### Description of the task
Search the material below for the word "развития". Copy every line that has it.

(Saved entries)
+ + + + + + +

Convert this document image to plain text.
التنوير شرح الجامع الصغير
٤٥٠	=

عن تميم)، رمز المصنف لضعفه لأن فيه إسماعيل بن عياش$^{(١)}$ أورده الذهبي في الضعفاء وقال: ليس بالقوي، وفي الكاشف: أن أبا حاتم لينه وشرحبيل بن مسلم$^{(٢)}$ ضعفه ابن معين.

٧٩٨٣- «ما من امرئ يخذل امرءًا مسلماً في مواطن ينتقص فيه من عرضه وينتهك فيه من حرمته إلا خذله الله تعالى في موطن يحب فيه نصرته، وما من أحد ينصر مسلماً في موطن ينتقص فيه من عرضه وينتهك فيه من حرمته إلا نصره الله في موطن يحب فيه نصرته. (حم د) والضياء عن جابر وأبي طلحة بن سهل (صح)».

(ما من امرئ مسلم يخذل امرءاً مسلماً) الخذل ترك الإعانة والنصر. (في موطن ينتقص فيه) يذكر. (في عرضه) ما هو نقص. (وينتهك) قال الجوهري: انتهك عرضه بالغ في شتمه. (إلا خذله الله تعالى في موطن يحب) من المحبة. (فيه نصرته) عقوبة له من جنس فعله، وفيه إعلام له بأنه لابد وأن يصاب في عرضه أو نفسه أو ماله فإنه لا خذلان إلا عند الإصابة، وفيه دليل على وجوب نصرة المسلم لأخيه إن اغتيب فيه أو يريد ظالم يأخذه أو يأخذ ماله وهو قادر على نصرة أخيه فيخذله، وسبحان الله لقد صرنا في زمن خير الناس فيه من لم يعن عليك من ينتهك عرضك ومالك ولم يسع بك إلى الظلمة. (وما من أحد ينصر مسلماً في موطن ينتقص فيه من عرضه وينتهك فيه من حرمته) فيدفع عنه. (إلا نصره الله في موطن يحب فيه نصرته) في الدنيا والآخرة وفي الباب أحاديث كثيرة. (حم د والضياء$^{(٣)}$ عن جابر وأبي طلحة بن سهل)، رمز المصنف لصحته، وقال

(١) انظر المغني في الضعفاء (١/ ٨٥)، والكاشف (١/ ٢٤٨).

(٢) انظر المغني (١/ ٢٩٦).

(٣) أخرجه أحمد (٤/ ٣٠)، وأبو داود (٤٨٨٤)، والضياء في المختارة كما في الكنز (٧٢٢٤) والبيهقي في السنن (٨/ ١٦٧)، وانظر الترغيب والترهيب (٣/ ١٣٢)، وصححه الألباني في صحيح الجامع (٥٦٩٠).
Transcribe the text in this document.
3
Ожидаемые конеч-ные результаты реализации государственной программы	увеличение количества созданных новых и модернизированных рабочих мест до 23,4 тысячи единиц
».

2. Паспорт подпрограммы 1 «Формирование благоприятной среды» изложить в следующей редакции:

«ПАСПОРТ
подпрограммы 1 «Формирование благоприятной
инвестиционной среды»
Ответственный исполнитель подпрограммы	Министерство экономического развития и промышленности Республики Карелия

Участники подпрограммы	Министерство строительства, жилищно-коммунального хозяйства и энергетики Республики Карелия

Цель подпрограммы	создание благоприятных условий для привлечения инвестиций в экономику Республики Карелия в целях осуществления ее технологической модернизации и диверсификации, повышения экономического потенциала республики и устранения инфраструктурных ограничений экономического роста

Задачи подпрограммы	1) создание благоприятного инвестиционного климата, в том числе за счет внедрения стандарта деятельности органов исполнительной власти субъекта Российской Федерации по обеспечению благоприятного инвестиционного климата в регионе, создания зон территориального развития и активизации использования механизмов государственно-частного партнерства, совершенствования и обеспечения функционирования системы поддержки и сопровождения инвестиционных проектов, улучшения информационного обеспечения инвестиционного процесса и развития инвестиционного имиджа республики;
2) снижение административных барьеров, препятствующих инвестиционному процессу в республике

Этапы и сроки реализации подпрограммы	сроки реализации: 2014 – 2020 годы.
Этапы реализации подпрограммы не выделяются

+ + + + + + +

### Expected answer
Ответственный исполнитель подпрограммы	Министерство экономического развития и промышленности Республики Карелия
Задачи подпрограммы	1) создание благоприятного инвестиционного климата, в том числе за счет внедрения стандарта деятельности органов исполнительной власти субъекта Российской Федерации по обеспечению благоприятного инвестиционного климата в регионе, создания зон территориального развития и активизации использования механизмов государственно-частного партнерства, совершенствования и обеспечения функционирования системы поддержки и сопровождения инвестиционных проектов, улучшения информационного обеспечения инвестиционного процесса и развития инвестиционного имиджа республики;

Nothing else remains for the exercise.